-- begin GIVEN RECORDS --
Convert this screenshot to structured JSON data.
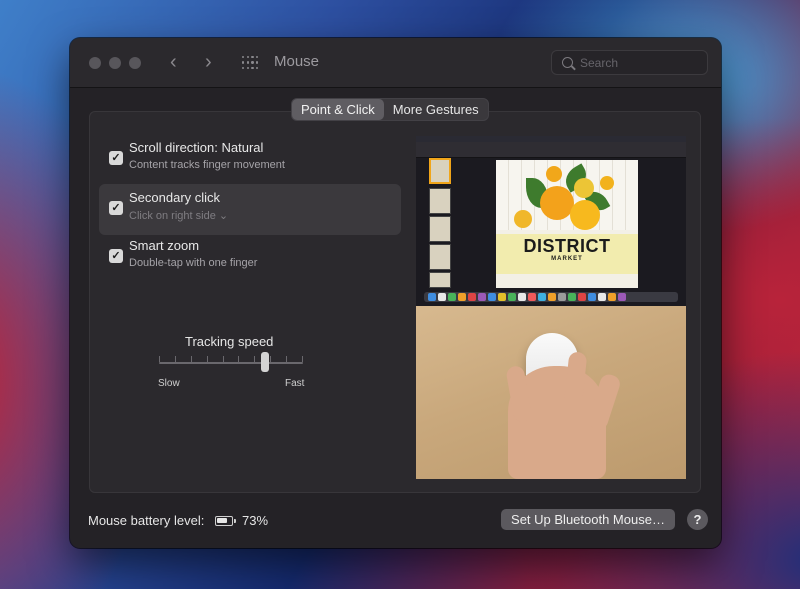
{
  "window": {
    "title": "Mouse",
    "nav_back_glyph": "‹",
    "nav_forward_glyph": "›"
  },
  "search": {
    "placeholder": "Search",
    "value": ""
  },
  "tabs": [
    {
      "label": "Point & Click",
      "active": true
    },
    {
      "label": "More Gestures",
      "active": false
    }
  ],
  "options": [
    {
      "title": "Scroll direction: Natural",
      "subtitle": "Content tracks finger movement",
      "checked": true,
      "selected": false
    },
    {
      "title": "Secondary click",
      "subtitle": "Click on right side ⌄",
      "checked": true,
      "selected": true
    },
    {
      "title": "Smart zoom",
      "subtitle": "Double-tap with one finger",
      "checked": true,
      "selected": false
    }
  ],
  "tracking": {
    "label": "Tracking speed",
    "min_label": "Slow",
    "max_label": "Fast",
    "tick_count": 10,
    "value_fraction": 0.75
  },
  "preview": {
    "slide_title": "DISTRICT",
    "slide_subtitle": "MARKET"
  },
  "footer": {
    "battery_label": "Mouse battery level:",
    "battery_percent": "73%",
    "battery_level": 0.73,
    "bluetooth_button": "Set Up Bluetooth Mouse…",
    "help_glyph": "?"
  },
  "colors": {
    "window_bg": "#242226",
    "active_tab": "#5f5d62",
    "selected_row": "#3b393d",
    "thumb_accent": "#f0a51a"
  }
}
-- end GIVEN RECORDS --
▸ EXERCISE DESCRIPTION
Reproduce the material above in full and without alteration, but skip all pictures.

▸ EXERCISE OUTPUT
Convert this screenshot to structured JSON data.
{
  "window": {
    "title": "Mouse",
    "nav_back_glyph": "‹",
    "nav_forward_glyph": "›"
  },
  "search": {
    "placeholder": "Search",
    "value": ""
  },
  "tabs": [
    {
      "label": "Point & Click",
      "active": true
    },
    {
      "label": "More Gestures",
      "active": false
    }
  ],
  "options": [
    {
      "title": "Scroll direction: Natural",
      "subtitle": "Content tracks finger movement",
      "checked": true,
      "selected": false
    },
    {
      "title": "Secondary click",
      "subtitle": "Click on right side ⌄",
      "checked": true,
      "selected": true
    },
    {
      "title": "Smart zoom",
      "subtitle": "Double-tap with one finger",
      "checked": true,
      "selected": false
    }
  ],
  "tracking": {
    "label": "Tracking speed",
    "min_label": "Slow",
    "max_label": "Fast",
    "tick_count": 10,
    "value_fraction": 0.75
  },
  "preview": {
    "slide_title": "DISTRICT",
    "slide_subtitle": "MARKET"
  },
  "footer": {
    "battery_label": "Mouse battery level:",
    "battery_percent": "73%",
    "battery_level": 0.73,
    "bluetooth_button": "Set Up Bluetooth Mouse…",
    "help_glyph": "?"
  },
  "colors": {
    "window_bg": "#242226",
    "active_tab": "#5f5d62",
    "selected_row": "#3b393d",
    "thumb_accent": "#f0a51a"
  }
}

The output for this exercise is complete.